[WRITTEN EXERCISE]
Reproduce the curve alignment guide below word for word, starting at "The dynamic programming" and running up to and including "matrix(0, 15, m)".
## Start PAGE
Use Sufficient Grid Resolution

The dynamic programming alignment operates on the evaluation grid. Finer grids yield more accurate warping:

set.seed(42)
for (m in c(20, 50, 100, 200)) {
  av <- seq(0, 1, length.out = m)
  shifts <- runif(15, -0.1, 0.1)
  dm <- matrix(0, 15, m)
  for (i in 1:15) dm[i, ] <- sin(2 * pi * (av - shifts[i]))
  fd_m <- fdata(dm, argvals = av)
  ea <- elastic.align(fd_m)
  var_red <- 1 - mean(apply(ea$aligned$data, 2, var)) /
                  mean(apply(fd_m$data, 2, var))
  cat(sprintf("  m = %3d: VR = %5.1f%%\n", m, var_red * 100))
}
#>   m =  20: VR =  62.7%
#>   m =  50: VR =  73.9%
#>   m = 100: VR =  76.4%
#>   m = 200: VR =  77.2%

A minimum of 50-100 grid points is recommended.

Choose an Appropriate Target

The target curve affects alignment quality. Three options:

Target	When to use
Cross-sectional mean (default)	General-purpose; robust with many curves
Deepest curve	When outliers may distort the mean
Known reference	When aligning to a standard template

set.seed(42)
shifts <- runif(15, -0.1, 0.1)
dm <- matrix(0, 15, 100)
for (i in 1:15) dm[i, ] <- sin(2 * pi * (argvals - shifts[i]))
fd <- fdata(dm, argvals = argvals)
var_before <- mean(apply(fd$data, 2, var))

# Default (cross-sectional mean)
vr1 <- 1 - mean(apply(elastic.align(fd)$aligned$data, 2, var)) / var_before

# Deepest curve
depths <- depth(fd, method = "FM")
vr2 <- 1 - mean(apply(elastic.align(fd, target = fd[which.max(depths)])$aligned$data, 2, var)) / var_before

cat("Cross-sectional mean: VR =", round(vr1 * 100, 1), "%\n")
#> Cross-sectional mean: VR = 75.9 %
cat("Deepest curve:        VR =", round(vr2 * 100, 1), "%\n")
#> Deepest curve:        VR = 75.7 %

Alignment + FPCA

Alignment before FPCA concentrates variance into the first principal component by removing phase variability that would otherwise spread across components:

set.seed(42)
shifts <- runif(15, -0.1, 0.1)
dm <- matrix(0, 15, 100)
for (i in 1:15) dm[i, ] <- sin(2 * pi * (argvals - shifts[i]))
fd <- fdata(dm, argvals = argvals)

# FPCA before and after alignment
pc_before <- fdata2pc(fd, ncomp = 3)
## End PAGE
## Start INFORMATION SHOWN
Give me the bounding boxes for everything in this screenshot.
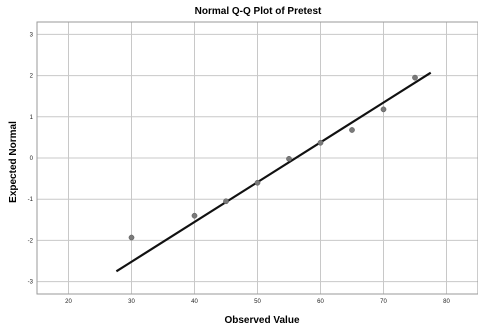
## End INFORMATION SHOWN
[WRITTEN REPLY]
The dynamic programming alignment operates on the evaluation grid. Finer grids yield more accurate warping:

set.seed(42)
for (m in c(20, 50, 100, 200)) {
  av <- seq(0, 1, length.out = m)
  shifts <- runif(15, -0.1, 0.1)
  dm <- matrix(0, 15, m)